=== AVAILABLE RECORDS ===

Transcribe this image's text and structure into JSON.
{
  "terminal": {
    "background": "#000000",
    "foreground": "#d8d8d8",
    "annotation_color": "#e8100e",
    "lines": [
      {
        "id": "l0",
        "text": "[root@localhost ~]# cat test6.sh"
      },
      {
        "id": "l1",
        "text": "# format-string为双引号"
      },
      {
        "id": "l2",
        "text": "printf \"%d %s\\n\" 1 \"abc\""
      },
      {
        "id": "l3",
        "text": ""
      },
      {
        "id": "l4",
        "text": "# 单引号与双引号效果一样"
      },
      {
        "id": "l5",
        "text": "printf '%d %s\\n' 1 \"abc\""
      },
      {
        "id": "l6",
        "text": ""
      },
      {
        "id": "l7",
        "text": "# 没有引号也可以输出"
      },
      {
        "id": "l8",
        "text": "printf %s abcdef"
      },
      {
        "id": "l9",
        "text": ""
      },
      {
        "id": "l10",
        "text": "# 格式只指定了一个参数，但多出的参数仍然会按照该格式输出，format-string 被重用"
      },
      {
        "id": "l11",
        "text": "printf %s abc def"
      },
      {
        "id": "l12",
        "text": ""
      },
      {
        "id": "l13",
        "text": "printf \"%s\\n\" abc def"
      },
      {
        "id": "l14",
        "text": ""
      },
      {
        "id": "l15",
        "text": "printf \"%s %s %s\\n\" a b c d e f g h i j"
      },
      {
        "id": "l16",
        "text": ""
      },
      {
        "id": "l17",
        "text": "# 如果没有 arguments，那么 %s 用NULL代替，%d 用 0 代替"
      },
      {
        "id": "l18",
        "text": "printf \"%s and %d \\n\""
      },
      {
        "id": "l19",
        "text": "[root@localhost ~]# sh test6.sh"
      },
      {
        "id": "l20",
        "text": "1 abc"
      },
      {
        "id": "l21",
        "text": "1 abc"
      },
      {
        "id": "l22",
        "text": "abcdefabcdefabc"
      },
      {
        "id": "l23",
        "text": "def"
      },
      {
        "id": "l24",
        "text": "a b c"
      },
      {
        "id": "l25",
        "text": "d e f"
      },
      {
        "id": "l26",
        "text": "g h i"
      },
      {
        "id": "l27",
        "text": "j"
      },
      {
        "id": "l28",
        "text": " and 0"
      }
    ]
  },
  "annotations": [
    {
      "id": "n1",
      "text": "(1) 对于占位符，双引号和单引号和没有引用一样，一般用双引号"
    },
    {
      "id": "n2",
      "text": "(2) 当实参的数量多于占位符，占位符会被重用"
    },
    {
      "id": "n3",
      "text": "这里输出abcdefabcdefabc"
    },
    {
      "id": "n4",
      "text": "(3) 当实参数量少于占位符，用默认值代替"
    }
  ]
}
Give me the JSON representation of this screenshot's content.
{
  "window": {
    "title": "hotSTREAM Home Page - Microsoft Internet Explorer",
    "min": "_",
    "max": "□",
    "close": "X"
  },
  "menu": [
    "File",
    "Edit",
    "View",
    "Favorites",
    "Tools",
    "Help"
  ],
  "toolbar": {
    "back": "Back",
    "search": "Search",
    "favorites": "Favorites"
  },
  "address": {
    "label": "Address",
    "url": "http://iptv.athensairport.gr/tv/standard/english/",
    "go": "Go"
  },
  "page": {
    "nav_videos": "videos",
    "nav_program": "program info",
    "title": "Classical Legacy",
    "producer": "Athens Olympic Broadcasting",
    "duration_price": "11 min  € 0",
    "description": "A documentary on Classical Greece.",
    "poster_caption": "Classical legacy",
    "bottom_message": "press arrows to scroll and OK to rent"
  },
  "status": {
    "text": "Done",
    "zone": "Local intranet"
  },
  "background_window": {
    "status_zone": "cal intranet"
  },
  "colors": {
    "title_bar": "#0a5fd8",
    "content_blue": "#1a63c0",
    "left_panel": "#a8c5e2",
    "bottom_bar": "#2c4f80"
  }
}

=== WRITTEN PROBLEM ===
Copy out each line of the entries that holds "intranet".

=== RESULT ===
    "zone": "Local intranet"
    "status_zone": "cal intranet"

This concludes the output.